### Exercise tasks:
**1)** For each statement below, say whether it agrees with the CPP 528 project instructions, answering yes or no and quoting the deciding words from them: (a) the project is worth 100 points; (b) labs are submitted as a team; (c) the Executive Summary runs 4-6 sentences.
**2)** Please pick up the CPP 528 project instructions from where they stop and continue them.

━━━ Excerpted text

Project Rubric

Cristian E. Nuno

March 01, 2021

CPP 528 – Group Project Instructions

Overview

The project for this course is designed as an opportunity to practice project management skills by showing your research on a static website hosted on GitHub Pages. Overall, this project is worth 100 points and makes up the bulk of your final grade.

Overview of points

It is broken into six steps, leaving one week at the end of the semester for a final round of revisions, documenting the process, and house-cleaning in your GitHub repo.

  • Week 01: Introduction to project management
  • Week 02: Introduction to data management
  • Week 03: Descriptive analysis of neighborhood change
  • Week 04: Predicting median home value change, 2000 to 2010
  • Week 05: Adding federal program data to your predictive models
  • Week 06: Test reproducible work flow with a parameter change
  • Week 07: Finalize project website and project requirements

Each week you will work on one step of the analysis as a lab. These labs should be completed and submitted individually (you are still allowed to collaborate on labs but submit your labs individually).

As a team, you’ll collaborate to synthesize the work from each other into one concrete project. Together, you will primarily focus on the integration of content into a static website which makes all of the steps in your research transparent and easily reproducible.

Table of Contents

You can think about the final deliverable as sections in a report. The table of contents will be as follows:

  1. Executive Summary (4-6 sentences)
    • Overview / Research Question Program Details
    • Data
    • Methods
    • Results
  2. Part I: Neighborhood Change
    • Metrics
      • Data sources
      • Median Home Value
      • Gentrification
    • Descriptive Analysis of Neighborhood Change
      • Average change in MHV from 2000 to 2010
    • Predicting Change Based on 2000 Neighborhood characteristics
      • Neighborhood demographics
      • Spatial characteristics (population density, adjacent tracts)
  3. Part II: Evaluation of Tax Credits
    • Overview of Programs
      • New Market Tax Credits
      • Low Income Housing Tax Credits
    • Data sources
    • Descriptive Statistics
      • Dollars given out
      • Characteristics of neighborhoods that received them
      • Characteristics of those that did not
    • Predictive Analysis
      • Aggregate credits given between 2000 and 2010
      • Update models by adding tax credit amounts
  4. Part III – Results and Conclusion

Note that there are some sections like “Overview of Programs” that require a succinct narrative for context. But most of the sections will focus on describing the methodology to the audience and walking them through the process of generating results. These chapters will have more of a tutorial or code- through feel than a final report tone. The goal of those sections is to make the methodology as transparent as possible and to make it easy for others to reproduce the work and extend it.

Grading Rubric

Points broken down by section

Your grade will largely be based upon your demonstration of mastery of project management principles and your ability to implement the project steps.

Your deliverable will be a report packaged as a static website hosted on GitHub Pages (just like this course website), and all of the components necessary to replicate results (data, code, documentation of packages, etc).

You will be allocated points based upon your performance on the following criteria:

FINAL DELIVERABLES [50 points]

Project Website hosted on GitHub Pages [15 points]

You will create an index.md file to serve as the landing page for the report, and link to report chapters from that document. Individual chapters should be stored as separate RMD files (rendered as HTML files for the report). You can link to rendered HTML files by referencing them in the proper sub-directories:

  • http://site-url.com (will load the index file)

━━━━━━
━━━ Dataset records

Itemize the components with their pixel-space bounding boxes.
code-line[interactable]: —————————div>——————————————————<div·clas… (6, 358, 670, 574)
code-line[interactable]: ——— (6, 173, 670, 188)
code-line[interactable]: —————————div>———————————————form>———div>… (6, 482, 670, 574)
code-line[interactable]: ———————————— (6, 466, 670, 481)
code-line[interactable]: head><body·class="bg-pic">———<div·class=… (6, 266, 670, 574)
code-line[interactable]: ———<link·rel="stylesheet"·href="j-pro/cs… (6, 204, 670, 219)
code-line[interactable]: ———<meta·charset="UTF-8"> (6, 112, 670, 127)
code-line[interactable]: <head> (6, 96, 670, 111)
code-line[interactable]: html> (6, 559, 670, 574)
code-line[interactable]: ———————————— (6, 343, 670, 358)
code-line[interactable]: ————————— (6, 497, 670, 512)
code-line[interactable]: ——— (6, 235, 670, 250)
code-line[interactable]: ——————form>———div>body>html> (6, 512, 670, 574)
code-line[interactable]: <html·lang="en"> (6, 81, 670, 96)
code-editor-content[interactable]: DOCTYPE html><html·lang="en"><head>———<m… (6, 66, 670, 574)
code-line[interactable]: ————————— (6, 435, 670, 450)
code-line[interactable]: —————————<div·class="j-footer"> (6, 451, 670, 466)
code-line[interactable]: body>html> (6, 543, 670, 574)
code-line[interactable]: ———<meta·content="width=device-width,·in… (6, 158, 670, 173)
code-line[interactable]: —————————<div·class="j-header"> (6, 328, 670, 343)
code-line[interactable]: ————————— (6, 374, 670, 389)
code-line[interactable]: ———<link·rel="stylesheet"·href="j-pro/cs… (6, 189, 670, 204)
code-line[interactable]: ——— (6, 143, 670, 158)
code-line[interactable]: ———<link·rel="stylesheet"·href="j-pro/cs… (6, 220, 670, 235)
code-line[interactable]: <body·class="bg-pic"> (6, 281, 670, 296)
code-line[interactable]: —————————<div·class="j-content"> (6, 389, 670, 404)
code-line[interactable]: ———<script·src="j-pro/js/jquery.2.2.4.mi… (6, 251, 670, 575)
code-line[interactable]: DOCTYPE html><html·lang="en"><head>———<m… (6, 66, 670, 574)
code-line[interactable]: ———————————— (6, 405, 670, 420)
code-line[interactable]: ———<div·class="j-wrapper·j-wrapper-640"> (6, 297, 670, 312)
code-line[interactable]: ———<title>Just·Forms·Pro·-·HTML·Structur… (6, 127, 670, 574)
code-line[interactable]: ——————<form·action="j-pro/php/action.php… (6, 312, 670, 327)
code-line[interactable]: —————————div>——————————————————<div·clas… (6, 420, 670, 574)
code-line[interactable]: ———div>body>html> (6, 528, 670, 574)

━━━━━━

### Solved problems:
**1)**
(a) Yes: "this project is worth 100 points"
(b) No: "These labs should be completed and submitted individually"
(c) Yes: "Executive Summary (4-6 sentences)"

**2)**
  • http://site-url/analysis/file-name.html (file in analysis/ sub-directory)
  • Website is active and live
    • All links work properly
  • GitHub pages template is clean and effective
    • Custom CSS used for consistent report style
  • Landing page includes:
    • a table of contents
    • a link to files on the GitHub repo with description of content
    • replication instructions (software needed, how to access files, etc)
    • license info
  • About Us page

Data [10 points]

  • Original data sources are documented and raw data used in the project has been archived
  • Data steps clearly walk through the process of creating new variables, cleaning data, and joining tables.
    • These steps should exist in a standalone .R script that hosts all of these steps and produces .rds files that store data used throughout your project.
    • This allows you to avoid copying and pasting the same cleaning code while holding one file as the source of truth for your data cleaning
  • README.md in the data folder that explains the organization of the files

Analysis [15 points]

  • Quality of models and presentation of the steps to produce results:
    • Chapter on descriptive analysis of neighborhood change
    • Chapter predicting change with neighborhood characteristics
    • Chapter describing tax credit programs (NMTC & LIHTC)
    • Predictive models after adding tax credit programs
  • Data manifest:
    • A table that reports the initial sample size in the raw data set, the sample size in the final model, and explain where and why each observation was dropped
  • All results are easily reproducible
    • Packages and versions reported courtesy of the renv package.
    • Clear description of which data is used for each model
      • Appropriate references to detailed data step files when helpful
    • Functions and arguments are explained when they are not clear
      • Specialized packages or functions
      • Custom functions

Portability [10 points]

  • Can anyone run project code on their computer without having to change working directories or other settings?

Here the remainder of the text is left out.